A block of data:
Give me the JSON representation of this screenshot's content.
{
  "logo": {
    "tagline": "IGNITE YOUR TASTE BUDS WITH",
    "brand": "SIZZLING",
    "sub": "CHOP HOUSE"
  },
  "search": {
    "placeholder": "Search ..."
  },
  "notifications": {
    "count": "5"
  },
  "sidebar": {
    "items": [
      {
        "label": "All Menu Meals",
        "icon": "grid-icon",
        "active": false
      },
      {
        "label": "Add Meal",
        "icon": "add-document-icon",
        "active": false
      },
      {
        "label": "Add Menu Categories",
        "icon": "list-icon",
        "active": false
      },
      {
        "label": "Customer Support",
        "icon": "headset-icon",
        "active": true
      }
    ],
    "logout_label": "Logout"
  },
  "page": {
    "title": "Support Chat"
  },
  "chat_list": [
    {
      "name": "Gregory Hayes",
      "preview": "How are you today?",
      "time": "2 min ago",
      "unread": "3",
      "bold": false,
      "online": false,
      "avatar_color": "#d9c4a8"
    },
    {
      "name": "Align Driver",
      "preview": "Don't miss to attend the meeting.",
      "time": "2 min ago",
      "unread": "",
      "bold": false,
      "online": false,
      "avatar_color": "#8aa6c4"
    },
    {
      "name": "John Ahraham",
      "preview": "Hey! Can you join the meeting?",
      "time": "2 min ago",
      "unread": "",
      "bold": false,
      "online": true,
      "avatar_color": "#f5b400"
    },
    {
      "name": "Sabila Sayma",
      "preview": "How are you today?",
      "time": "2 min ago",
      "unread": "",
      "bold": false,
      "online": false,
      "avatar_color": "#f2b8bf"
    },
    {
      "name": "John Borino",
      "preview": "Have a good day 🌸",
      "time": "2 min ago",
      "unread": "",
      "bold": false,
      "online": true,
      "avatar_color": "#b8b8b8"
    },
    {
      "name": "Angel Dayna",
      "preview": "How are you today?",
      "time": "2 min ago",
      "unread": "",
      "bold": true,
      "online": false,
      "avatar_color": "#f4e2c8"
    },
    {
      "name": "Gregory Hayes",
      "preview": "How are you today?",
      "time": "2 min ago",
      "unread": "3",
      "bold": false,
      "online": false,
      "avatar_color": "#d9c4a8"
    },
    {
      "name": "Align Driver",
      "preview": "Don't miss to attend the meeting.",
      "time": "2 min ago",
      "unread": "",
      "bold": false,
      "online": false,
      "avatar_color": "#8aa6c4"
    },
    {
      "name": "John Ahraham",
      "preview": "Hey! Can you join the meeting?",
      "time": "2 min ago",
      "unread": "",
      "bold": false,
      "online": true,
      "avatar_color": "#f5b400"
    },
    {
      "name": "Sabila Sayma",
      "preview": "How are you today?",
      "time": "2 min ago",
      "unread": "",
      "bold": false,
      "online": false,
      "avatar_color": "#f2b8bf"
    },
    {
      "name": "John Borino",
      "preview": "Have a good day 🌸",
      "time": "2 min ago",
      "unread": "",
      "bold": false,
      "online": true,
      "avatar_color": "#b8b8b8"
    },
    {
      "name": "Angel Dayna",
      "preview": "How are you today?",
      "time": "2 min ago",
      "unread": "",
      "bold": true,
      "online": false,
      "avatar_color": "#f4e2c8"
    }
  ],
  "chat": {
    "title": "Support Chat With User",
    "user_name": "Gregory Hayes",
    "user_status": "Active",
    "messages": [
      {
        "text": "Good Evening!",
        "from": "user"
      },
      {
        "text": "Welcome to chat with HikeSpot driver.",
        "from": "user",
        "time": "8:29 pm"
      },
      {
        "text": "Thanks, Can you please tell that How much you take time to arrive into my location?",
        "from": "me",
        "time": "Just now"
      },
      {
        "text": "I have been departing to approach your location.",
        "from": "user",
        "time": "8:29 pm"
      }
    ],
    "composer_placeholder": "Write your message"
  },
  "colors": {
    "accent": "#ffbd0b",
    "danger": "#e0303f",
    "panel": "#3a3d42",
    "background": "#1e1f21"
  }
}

### Problem
Tell how many lines contain the word "Support", using only the number.

### Response below
3